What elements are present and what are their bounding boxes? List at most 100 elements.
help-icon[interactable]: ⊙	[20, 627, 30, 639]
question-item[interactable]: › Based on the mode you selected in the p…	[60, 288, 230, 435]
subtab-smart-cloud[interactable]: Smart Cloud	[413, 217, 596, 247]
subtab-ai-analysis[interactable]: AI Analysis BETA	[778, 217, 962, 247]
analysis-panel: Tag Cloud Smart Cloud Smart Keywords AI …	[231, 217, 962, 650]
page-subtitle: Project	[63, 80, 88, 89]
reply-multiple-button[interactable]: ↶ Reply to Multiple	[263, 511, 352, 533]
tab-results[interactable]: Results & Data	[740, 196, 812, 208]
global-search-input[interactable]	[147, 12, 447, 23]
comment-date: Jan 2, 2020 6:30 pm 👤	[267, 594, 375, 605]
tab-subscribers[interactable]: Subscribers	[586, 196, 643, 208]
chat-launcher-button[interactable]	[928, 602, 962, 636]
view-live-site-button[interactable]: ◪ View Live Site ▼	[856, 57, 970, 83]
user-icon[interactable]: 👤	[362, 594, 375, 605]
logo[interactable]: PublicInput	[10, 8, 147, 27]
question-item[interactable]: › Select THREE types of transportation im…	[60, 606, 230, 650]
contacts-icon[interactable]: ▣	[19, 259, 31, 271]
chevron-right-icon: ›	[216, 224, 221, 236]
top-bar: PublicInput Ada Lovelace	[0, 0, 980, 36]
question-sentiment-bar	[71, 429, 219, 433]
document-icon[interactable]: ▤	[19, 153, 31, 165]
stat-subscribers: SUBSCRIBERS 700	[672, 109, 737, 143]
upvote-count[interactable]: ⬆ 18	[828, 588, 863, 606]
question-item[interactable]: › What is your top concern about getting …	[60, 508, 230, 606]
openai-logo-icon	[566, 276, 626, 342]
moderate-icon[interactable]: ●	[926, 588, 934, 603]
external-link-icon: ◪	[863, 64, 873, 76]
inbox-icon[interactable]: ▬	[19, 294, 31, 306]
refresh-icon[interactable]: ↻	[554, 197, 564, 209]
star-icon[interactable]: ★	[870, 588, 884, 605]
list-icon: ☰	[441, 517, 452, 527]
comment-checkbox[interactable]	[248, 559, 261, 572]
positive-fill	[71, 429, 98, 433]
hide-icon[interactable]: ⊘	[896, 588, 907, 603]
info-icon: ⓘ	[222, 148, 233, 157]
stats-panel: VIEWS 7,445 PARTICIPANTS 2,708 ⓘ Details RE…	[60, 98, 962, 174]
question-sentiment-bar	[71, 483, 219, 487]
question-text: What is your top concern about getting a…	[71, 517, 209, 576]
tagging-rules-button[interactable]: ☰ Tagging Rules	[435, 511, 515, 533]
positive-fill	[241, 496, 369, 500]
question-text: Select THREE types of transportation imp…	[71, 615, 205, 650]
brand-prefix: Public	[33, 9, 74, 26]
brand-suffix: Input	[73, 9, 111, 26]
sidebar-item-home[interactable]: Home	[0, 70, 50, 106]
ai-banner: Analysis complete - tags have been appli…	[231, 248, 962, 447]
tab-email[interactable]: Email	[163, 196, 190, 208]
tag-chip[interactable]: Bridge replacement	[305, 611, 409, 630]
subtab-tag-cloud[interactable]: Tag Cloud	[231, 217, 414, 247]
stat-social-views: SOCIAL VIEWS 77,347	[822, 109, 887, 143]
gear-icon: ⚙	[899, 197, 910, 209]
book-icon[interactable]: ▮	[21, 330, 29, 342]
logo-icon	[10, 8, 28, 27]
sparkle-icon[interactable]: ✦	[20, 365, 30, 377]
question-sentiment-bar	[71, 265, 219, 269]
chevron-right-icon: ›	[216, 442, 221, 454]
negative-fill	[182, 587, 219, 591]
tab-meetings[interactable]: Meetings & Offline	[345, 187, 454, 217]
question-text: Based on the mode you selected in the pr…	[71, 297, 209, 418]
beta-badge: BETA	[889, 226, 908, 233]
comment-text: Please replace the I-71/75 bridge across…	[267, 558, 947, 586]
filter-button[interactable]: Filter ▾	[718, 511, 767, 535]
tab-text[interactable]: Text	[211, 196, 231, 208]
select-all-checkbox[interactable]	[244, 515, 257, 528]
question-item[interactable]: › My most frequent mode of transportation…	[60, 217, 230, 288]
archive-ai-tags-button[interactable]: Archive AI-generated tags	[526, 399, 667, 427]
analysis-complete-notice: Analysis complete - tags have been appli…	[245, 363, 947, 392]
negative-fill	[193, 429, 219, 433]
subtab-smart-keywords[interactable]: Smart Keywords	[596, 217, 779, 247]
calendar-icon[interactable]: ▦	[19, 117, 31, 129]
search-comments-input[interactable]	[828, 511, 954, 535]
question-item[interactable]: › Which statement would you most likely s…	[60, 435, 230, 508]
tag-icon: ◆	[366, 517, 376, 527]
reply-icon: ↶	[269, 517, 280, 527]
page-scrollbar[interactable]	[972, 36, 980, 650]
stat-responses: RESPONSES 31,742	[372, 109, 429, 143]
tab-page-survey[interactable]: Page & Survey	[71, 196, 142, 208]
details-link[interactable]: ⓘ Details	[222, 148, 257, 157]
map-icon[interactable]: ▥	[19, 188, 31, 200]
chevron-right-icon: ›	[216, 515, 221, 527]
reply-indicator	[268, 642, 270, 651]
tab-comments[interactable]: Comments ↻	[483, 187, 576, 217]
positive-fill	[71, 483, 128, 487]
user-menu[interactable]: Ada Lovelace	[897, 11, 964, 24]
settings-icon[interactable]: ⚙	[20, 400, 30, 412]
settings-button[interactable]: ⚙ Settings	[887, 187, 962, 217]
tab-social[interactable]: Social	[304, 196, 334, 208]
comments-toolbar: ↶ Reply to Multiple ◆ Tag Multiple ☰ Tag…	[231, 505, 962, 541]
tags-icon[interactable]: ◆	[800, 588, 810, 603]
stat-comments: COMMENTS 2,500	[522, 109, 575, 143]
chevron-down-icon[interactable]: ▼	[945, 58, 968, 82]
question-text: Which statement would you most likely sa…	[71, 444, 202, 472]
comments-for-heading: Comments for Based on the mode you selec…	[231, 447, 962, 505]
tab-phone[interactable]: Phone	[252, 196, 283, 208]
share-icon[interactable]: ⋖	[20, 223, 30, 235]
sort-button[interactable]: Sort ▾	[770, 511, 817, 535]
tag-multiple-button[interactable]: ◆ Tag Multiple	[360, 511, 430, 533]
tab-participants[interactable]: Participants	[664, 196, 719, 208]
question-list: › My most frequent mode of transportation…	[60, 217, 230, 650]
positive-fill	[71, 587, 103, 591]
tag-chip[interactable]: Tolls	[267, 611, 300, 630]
•••
_DESCRIPTION OF THE TASK_:
Pull every line of the records above and reproduce each one unchanged, in its original order.

_THE COMPLETED TASK_:
What elements are present and what are their bounding boxes? List at most 100 elements.
help-icon[interactable]: ⊙	[20, 627, 30, 639]
question-item[interactable]: › Based on the mode you selected in the p…	[60, 288, 230, 435]
subtab-smart-cloud[interactable]: Smart Cloud	[413, 217, 596, 247]
subtab-ai-analysis[interactable]: AI Analysis BETA	[778, 217, 962, 247]
analysis-panel: Tag Cloud Smart Cloud Smart Keywords AI …	[231, 217, 962, 650]
page-subtitle: Project	[63, 80, 88, 89]
reply-multiple-button[interactable]: ↶ Reply to Multiple	[263, 511, 352, 533]
tab-results[interactable]: Results & Data	[740, 196, 812, 208]
global-search-input[interactable]	[147, 12, 447, 23]
comment-date: Jan 2, 2020 6:30 pm 👤	[267, 594, 375, 605]
tab-subscribers[interactable]: Subscribers	[586, 196, 643, 208]
chat-launcher-button[interactable]	[928, 602, 962, 636]
view-live-site-button[interactable]: ◪ View Live Site ▼	[856, 57, 970, 83]
user-icon[interactable]: 👤	[362, 594, 375, 605]
logo[interactable]: PublicInput	[10, 8, 147, 27]
question-item[interactable]: › Select THREE types of transportation im…	[60, 606, 230, 650]
contacts-icon[interactable]: ▣	[19, 259, 31, 271]
chevron-right-icon: ›	[216, 224, 221, 236]
top-bar: PublicInput Ada Lovelace	[0, 0, 980, 36]
question-sentiment-bar	[71, 429, 219, 433]
document-icon[interactable]: ▤	[19, 153, 31, 165]
stat-subscribers: SUBSCRIBERS 700	[672, 109, 737, 143]
upvote-count[interactable]: ⬆ 18	[828, 588, 863, 606]
question-item[interactable]: › What is your top concern about getting …	[60, 508, 230, 606]
openai-logo-icon	[566, 276, 626, 342]
moderate-icon[interactable]: ●	[926, 588, 934, 603]
external-link-icon: ◪	[863, 64, 873, 76]
inbox-icon[interactable]: ▬	[19, 294, 31, 306]
refresh-icon[interactable]: ↻	[554, 197, 564, 209]
star-icon[interactable]: ★	[870, 588, 884, 605]
list-icon: ☰	[441, 517, 452, 527]
comment-checkbox[interactable]	[248, 559, 261, 572]
positive-fill	[71, 429, 98, 433]
hide-icon[interactable]: ⊘	[896, 588, 907, 603]
info-icon: ⓘ	[222, 148, 233, 157]
stats-panel: VIEWS 7,445 PARTICIPANTS 2,708 ⓘ Details RE…	[60, 98, 962, 174]
question-sentiment-bar	[71, 483, 219, 487]
question-text: What is your top concern about getting a…	[71, 517, 209, 576]
tagging-rules-button[interactable]: ☰ Tagging Rules	[435, 511, 515, 533]
positive-fill	[241, 496, 369, 500]
question-text: Select THREE types of transportation imp…	[71, 615, 205, 650]
brand-prefix: Public	[33, 9, 74, 26]
brand-suffix: Input	[73, 9, 111, 26]
sidebar-item-home[interactable]: Home	[0, 70, 50, 106]
ai-banner: Analysis complete - tags have been appli…	[231, 248, 962, 447]
tab-email[interactable]: Email	[163, 196, 190, 208]
tag-chip[interactable]: Bridge replacement	[305, 611, 409, 630]
subtab-tag-cloud[interactable]: Tag Cloud	[231, 217, 414, 247]
stat-social-views: SOCIAL VIEWS 77,347	[822, 109, 887, 143]
gear-icon: ⚙	[899, 197, 910, 209]
book-icon[interactable]: ▮	[21, 330, 29, 342]
logo-icon	[10, 8, 28, 27]
sparkle-icon[interactable]: ✦	[20, 365, 30, 377]
question-sentiment-bar	[71, 265, 219, 269]
chevron-right-icon: ›	[216, 442, 221, 454]
negative-fill	[182, 587, 219, 591]
tab-meetings[interactable]: Meetings & Offline	[345, 187, 454, 217]
question-text: Based on the mode you selected in the pr…	[71, 297, 209, 418]
beta-badge: BETA	[889, 226, 908, 233]
comment-text: Please replace the I-71/75 bridge across…	[267, 558, 947, 586]
filter-button[interactable]: Filter ▾	[718, 511, 767, 535]
tab-text[interactable]: Text	[211, 196, 231, 208]
select-all-checkbox[interactable]	[244, 515, 257, 528]
question-item[interactable]: › My most frequent mode of transportation…	[60, 217, 230, 288]
archive-ai-tags-button[interactable]: Archive AI-generated tags	[526, 399, 667, 427]
analysis-complete-notice: Analysis complete - tags have been appli…	[245, 363, 947, 392]
negative-fill	[193, 429, 219, 433]
subtab-smart-keywords[interactable]: Smart Keywords	[596, 217, 779, 247]
calendar-icon[interactable]: ▦	[19, 117, 31, 129]
search-comments-input[interactable]	[828, 511, 954, 535]
question-item[interactable]: › Which statement would you most likely s…	[60, 435, 230, 508]
tag-icon: ◆	[366, 517, 376, 527]
reply-icon: ↶	[269, 517, 280, 527]
page-scrollbar[interactable]	[972, 36, 980, 650]
stat-responses: RESPONSES 31,742	[372, 109, 429, 143]
tab-page-survey[interactable]: Page & Survey	[71, 196, 142, 208]
details-link[interactable]: ⓘ Details	[222, 148, 257, 157]
map-icon[interactable]: ▥	[19, 188, 31, 200]
chevron-right-icon: ›	[216, 515, 221, 527]
reply-indicator	[268, 642, 270, 651]
tab-comments[interactable]: Comments ↻	[483, 187, 576, 217]
positive-fill	[71, 483, 128, 487]
user-menu[interactable]: Ada Lovelace	[897, 11, 964, 24]
settings-icon[interactable]: ⚙	[20, 400, 30, 412]
settings-button[interactable]: ⚙ Settings	[887, 187, 962, 217]
tab-social[interactable]: Social	[304, 196, 334, 208]
comments-toolbar: ↶ Reply to Multiple ◆ Tag Multiple ☰ Tag…	[231, 505, 962, 541]
tags-icon[interactable]: ◆	[800, 588, 810, 603]
stat-comments: COMMENTS 2,500	[522, 109, 575, 143]
chevron-down-icon[interactable]: ▼	[945, 58, 968, 82]
question-text: Which statement would you most likely sa…	[71, 444, 202, 472]
comments-for-heading: Comments for Based on the mode you selec…	[231, 447, 962, 505]
tab-phone[interactable]: Phone	[252, 196, 283, 208]
share-icon[interactable]: ⋖	[20, 223, 30, 235]
sort-button[interactable]: Sort ▾	[770, 511, 817, 535]
tag-multiple-button[interactable]: ◆ Tag Multiple	[360, 511, 430, 533]
tab-participants[interactable]: Participants	[664, 196, 719, 208]
question-list: › My most frequent mode of transportation…	[60, 217, 230, 650]
positive-fill	[71, 587, 103, 591]
tag-chip[interactable]: Tolls	[267, 611, 300, 630]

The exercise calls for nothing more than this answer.